• [What you will do]
Identify every line in the records below that contains the word "Días", and copy each of those lines.

• [Given data]

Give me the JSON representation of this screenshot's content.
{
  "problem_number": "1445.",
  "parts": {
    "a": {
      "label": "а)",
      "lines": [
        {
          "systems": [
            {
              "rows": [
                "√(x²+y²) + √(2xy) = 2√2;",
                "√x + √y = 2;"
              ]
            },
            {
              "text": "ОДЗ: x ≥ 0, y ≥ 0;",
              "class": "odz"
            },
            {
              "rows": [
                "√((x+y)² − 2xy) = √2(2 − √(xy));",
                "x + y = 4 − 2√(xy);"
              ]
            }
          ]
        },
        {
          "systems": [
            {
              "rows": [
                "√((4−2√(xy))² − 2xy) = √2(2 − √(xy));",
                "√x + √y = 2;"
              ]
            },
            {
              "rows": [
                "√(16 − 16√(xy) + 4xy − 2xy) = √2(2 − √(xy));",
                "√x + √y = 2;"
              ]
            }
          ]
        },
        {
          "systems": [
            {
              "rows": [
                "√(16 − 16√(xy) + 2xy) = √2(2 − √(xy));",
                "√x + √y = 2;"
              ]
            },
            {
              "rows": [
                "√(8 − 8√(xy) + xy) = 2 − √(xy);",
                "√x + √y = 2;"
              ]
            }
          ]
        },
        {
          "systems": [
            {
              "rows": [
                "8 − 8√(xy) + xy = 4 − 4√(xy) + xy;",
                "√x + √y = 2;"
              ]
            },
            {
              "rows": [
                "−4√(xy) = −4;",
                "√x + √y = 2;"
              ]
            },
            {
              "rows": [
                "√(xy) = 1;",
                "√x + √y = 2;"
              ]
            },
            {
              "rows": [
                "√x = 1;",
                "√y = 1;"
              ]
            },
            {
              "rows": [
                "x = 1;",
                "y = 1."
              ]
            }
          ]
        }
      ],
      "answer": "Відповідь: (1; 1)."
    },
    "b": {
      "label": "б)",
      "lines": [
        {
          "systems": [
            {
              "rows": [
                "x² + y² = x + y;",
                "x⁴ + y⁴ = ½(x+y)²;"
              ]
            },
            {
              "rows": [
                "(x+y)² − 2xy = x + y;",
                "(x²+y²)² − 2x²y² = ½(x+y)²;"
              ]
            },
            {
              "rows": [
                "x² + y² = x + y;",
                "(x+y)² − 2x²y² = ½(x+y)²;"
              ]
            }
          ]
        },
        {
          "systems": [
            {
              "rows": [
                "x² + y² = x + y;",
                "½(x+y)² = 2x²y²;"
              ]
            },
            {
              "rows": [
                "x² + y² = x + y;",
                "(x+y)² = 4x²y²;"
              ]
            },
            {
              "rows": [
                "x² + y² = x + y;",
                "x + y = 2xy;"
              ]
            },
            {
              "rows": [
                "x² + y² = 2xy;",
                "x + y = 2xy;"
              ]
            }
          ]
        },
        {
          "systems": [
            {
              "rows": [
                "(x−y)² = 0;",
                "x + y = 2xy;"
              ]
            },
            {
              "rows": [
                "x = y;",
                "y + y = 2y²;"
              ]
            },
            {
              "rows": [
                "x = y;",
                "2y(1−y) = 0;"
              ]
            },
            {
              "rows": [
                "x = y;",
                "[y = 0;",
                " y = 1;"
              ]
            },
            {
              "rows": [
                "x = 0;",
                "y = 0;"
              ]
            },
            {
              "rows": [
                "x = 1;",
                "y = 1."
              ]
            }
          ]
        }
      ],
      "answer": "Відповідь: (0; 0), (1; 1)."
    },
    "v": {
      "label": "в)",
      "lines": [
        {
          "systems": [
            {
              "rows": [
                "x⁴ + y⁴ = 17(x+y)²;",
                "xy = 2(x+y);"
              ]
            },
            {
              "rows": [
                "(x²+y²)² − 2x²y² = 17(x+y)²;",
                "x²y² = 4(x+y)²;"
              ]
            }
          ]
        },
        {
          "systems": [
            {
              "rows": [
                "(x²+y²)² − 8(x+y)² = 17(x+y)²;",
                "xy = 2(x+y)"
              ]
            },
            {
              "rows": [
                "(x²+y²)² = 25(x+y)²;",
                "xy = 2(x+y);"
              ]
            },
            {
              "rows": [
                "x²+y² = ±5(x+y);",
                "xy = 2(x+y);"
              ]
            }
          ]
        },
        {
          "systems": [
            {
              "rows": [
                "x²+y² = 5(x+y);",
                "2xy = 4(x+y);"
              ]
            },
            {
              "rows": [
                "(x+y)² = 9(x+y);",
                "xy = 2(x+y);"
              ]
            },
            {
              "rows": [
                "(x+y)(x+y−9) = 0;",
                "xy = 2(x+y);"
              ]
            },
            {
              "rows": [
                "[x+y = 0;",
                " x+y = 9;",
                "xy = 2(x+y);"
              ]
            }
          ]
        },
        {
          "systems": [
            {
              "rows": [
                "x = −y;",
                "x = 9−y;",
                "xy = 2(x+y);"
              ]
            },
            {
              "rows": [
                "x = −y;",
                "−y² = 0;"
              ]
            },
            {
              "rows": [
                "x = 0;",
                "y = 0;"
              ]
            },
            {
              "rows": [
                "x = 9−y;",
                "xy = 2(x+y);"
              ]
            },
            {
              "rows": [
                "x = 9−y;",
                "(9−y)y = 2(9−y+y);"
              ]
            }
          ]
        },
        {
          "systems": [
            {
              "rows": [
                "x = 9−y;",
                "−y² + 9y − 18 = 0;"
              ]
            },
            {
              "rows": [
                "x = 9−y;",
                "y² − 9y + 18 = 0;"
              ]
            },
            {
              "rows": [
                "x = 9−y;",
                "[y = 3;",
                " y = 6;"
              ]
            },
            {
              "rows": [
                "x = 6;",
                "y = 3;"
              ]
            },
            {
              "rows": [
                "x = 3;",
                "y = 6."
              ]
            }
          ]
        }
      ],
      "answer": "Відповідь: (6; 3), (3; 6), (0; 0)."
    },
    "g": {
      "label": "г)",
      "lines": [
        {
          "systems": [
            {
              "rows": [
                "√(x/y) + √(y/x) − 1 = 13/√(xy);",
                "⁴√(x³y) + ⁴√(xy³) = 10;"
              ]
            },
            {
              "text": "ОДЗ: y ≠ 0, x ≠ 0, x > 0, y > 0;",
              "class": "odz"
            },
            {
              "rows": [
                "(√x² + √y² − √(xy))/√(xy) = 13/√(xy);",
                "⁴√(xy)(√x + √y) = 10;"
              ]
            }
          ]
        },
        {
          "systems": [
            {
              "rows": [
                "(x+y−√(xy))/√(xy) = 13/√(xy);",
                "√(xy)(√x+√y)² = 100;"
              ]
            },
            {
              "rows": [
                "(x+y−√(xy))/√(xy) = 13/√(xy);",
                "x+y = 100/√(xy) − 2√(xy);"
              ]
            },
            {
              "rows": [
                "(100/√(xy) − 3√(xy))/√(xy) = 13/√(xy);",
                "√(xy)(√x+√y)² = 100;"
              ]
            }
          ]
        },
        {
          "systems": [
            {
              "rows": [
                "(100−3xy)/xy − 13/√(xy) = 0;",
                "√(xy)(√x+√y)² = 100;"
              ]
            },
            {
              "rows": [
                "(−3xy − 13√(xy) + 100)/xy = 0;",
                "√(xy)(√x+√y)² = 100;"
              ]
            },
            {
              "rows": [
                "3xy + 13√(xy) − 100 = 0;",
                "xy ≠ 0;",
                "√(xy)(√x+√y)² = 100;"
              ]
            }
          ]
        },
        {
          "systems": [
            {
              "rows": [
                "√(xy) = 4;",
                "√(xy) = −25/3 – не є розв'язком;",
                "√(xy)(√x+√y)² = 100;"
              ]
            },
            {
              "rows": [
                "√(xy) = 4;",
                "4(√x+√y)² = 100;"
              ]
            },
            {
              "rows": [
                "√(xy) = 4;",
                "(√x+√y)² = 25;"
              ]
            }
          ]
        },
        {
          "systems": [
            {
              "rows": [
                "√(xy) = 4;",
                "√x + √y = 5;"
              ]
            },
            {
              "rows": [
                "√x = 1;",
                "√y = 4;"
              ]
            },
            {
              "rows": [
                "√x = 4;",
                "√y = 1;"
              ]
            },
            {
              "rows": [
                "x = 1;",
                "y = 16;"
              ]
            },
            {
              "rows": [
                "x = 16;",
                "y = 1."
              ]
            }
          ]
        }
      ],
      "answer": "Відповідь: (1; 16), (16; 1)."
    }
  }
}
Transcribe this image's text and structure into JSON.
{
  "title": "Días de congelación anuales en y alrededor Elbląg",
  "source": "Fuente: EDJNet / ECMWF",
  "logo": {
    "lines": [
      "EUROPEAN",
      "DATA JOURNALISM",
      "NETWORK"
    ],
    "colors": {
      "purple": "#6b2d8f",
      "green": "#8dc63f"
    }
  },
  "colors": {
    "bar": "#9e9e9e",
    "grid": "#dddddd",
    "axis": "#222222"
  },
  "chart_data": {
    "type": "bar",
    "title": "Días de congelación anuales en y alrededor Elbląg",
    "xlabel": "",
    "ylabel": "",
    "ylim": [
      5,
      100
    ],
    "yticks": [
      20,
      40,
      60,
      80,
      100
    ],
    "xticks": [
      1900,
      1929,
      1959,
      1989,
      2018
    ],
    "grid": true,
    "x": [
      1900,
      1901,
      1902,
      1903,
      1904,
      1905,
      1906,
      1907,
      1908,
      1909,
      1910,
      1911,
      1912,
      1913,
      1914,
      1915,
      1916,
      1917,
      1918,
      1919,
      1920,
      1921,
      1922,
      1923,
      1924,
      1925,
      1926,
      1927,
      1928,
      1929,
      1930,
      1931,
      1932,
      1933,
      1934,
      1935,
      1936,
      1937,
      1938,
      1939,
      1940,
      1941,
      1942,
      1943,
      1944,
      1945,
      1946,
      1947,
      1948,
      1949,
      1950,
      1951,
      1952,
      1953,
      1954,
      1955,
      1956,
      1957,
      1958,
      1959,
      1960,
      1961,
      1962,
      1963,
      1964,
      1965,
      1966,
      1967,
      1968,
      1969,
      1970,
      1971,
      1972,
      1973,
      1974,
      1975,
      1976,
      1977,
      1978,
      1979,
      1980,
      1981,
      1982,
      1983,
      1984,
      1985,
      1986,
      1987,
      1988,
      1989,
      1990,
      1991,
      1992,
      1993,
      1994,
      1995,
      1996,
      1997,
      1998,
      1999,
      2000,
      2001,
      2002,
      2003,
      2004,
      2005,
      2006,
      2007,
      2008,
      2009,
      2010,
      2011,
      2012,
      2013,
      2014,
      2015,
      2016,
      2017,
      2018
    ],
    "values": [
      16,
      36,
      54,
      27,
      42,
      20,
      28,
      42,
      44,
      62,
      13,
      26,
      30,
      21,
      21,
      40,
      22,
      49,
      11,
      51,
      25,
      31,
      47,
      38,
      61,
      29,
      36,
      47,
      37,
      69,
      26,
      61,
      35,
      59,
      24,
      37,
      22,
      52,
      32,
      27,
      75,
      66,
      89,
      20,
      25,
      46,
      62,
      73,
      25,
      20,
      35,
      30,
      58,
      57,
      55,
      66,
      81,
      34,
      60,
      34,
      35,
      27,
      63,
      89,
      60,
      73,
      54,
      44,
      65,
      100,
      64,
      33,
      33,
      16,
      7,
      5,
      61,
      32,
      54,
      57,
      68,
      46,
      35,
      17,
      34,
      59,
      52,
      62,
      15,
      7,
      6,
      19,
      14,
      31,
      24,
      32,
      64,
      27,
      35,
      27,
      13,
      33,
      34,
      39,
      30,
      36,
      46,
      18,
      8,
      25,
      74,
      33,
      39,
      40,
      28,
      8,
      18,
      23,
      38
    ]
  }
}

• [Completed exercise]
  "title": "Días de congelación anuales en y alrededor Elbląg",
    "title": "Días de congelación anuales en y alrededor Elbląg",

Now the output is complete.